Exercise goal —
Keep only the lines that hold the string "Campaigns", filtering out the rest of the entries below.

Extracted data entries
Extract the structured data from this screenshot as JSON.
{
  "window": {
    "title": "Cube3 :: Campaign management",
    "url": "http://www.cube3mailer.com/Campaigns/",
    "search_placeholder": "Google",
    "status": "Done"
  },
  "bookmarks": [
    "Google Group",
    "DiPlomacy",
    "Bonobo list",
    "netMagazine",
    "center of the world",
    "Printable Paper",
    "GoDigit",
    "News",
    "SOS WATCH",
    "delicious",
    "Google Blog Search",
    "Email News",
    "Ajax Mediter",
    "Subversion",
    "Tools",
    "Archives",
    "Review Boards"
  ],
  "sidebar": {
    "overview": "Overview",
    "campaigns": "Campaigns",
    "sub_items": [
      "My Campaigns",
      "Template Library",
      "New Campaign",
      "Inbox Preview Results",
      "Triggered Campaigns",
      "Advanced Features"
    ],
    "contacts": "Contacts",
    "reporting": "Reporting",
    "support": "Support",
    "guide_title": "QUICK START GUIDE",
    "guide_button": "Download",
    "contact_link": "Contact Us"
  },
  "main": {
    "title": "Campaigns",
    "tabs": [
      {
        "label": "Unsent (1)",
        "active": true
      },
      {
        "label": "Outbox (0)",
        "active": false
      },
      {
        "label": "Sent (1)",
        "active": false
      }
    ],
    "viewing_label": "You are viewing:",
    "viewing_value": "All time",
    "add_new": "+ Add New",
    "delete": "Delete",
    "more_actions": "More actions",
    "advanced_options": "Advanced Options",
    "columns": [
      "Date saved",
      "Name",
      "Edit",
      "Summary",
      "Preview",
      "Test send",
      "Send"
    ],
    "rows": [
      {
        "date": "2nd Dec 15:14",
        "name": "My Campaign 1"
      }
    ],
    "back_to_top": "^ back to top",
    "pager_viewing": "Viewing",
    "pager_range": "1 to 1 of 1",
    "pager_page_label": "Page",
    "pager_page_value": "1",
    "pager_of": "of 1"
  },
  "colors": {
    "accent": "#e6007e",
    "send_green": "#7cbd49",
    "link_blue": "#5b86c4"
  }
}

Task solution —
    "url": "http://www.cube3mailer.com/Campaigns/",
    "campaigns": "Campaigns",
      "My Campaigns",
      "Triggered Campaigns",
    "title": "Campaigns",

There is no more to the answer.